# Your instructions
State the number of lines with the string "менее" in them, and nothing else.

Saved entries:
------------------------------------------------------------
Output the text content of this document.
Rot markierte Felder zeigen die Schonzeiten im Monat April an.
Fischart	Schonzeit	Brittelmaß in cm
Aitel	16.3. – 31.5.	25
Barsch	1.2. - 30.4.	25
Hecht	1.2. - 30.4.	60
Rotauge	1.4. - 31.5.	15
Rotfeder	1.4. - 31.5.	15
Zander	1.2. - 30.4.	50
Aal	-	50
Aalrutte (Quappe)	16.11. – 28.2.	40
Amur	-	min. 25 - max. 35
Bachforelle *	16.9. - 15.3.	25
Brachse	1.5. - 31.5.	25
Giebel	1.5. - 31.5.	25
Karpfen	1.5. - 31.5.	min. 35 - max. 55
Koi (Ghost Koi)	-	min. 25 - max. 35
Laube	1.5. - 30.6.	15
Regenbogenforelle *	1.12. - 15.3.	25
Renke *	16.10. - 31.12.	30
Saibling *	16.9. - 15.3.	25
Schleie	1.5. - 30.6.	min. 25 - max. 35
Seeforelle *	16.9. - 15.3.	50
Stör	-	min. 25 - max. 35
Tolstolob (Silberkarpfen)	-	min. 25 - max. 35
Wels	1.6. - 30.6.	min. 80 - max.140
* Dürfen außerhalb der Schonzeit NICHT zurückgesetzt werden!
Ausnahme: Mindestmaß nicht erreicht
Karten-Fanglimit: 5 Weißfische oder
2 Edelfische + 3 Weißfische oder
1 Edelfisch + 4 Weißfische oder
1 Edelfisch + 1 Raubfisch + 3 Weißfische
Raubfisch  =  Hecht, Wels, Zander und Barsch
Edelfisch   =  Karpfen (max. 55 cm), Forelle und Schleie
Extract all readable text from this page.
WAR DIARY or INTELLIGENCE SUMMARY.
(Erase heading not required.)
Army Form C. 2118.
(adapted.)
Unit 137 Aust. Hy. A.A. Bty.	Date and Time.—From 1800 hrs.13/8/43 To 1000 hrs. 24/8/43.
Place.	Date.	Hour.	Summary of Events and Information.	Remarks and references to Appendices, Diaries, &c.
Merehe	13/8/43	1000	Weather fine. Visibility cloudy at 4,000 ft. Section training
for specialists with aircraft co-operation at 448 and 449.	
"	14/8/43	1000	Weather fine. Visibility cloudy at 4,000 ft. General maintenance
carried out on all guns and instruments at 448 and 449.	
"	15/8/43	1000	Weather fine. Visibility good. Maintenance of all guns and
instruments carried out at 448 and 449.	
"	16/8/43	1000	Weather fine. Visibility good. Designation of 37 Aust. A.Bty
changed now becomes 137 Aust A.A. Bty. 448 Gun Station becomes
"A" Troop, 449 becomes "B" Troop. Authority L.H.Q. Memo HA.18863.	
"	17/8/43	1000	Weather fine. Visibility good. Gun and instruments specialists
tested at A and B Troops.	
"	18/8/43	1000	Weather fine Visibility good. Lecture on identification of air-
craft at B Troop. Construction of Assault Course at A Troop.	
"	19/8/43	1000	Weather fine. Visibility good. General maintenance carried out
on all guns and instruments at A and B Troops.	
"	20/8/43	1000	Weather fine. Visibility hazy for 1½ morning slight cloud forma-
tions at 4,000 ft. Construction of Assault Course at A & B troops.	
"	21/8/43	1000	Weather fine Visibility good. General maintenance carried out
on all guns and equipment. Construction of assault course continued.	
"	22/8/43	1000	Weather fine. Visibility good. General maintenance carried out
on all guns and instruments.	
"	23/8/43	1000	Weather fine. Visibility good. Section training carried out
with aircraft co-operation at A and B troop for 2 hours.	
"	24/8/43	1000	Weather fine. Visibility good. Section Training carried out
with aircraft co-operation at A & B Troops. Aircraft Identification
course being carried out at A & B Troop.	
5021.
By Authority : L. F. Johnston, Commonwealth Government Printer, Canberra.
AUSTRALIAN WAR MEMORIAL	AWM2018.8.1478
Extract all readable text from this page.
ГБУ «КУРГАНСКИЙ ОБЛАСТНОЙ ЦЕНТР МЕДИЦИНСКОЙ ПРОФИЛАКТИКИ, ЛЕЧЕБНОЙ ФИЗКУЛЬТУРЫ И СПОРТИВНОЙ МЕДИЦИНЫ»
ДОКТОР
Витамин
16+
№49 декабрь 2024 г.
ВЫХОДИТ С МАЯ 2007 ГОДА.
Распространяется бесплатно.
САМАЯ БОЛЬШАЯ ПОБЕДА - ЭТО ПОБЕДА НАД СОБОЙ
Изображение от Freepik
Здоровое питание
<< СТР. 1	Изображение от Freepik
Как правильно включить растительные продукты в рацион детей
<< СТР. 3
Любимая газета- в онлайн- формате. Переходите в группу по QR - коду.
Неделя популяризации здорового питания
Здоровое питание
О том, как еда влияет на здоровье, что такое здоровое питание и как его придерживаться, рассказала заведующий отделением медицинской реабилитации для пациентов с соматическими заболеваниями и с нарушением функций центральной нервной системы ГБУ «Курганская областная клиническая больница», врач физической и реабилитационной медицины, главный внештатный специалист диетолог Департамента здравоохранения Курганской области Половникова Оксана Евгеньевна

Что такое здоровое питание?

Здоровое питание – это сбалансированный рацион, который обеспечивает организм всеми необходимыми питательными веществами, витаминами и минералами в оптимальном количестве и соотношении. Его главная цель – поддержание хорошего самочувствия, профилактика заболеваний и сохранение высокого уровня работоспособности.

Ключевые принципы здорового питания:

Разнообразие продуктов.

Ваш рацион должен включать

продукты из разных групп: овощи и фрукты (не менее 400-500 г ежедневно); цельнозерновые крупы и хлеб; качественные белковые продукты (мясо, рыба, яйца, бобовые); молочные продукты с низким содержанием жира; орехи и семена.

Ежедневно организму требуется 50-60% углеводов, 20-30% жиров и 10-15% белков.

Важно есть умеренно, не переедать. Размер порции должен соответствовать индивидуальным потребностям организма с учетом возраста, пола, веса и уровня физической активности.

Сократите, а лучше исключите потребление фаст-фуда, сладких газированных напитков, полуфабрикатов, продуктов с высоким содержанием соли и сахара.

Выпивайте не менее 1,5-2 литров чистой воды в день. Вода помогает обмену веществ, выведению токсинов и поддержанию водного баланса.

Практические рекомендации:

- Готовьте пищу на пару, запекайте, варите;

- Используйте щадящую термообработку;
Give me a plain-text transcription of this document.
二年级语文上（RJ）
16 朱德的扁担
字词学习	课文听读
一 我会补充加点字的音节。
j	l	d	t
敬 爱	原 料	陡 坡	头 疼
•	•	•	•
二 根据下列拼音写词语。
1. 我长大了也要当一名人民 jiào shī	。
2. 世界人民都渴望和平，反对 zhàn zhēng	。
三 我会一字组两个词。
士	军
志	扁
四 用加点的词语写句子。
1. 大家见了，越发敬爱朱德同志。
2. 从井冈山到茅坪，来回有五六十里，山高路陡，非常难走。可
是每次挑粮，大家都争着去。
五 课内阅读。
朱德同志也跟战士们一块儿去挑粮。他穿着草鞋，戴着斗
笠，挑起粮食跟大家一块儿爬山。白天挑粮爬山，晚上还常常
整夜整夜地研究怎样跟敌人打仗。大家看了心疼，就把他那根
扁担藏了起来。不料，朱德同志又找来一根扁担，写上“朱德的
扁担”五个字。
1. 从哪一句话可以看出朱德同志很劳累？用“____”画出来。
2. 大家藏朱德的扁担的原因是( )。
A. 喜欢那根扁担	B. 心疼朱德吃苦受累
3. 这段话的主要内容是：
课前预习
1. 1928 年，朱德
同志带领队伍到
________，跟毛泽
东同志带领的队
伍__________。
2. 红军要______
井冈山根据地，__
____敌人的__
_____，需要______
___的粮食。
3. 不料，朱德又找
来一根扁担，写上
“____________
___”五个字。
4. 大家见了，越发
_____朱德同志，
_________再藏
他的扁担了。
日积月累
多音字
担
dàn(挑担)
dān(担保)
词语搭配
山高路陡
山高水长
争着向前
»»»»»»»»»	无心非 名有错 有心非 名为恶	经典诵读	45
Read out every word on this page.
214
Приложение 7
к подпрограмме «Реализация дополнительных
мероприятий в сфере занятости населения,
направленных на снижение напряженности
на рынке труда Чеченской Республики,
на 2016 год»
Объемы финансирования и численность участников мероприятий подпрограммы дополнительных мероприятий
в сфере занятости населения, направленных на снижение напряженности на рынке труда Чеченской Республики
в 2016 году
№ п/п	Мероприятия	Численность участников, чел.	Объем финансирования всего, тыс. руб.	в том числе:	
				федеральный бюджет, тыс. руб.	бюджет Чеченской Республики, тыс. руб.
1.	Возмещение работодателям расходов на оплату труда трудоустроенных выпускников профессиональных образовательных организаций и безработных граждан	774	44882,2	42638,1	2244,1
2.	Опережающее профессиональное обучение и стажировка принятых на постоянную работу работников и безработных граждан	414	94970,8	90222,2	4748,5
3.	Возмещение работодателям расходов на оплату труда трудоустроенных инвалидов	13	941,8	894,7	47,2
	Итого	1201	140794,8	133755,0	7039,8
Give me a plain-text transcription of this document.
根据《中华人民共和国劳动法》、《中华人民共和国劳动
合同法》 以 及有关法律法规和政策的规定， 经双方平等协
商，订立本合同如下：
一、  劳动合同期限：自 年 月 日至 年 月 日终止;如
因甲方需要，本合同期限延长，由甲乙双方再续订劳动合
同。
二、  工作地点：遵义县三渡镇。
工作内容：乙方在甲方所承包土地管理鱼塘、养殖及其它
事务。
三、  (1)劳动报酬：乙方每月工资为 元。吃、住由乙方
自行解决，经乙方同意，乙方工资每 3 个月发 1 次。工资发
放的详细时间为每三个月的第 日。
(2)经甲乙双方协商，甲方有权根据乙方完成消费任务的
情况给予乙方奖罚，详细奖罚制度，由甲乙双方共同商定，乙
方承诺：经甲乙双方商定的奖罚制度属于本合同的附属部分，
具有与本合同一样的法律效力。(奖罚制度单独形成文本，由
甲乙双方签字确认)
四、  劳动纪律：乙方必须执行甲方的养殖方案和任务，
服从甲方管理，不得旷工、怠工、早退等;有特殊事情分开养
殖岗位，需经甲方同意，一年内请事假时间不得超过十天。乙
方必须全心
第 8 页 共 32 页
------------------------------------------------------------
# Full response
2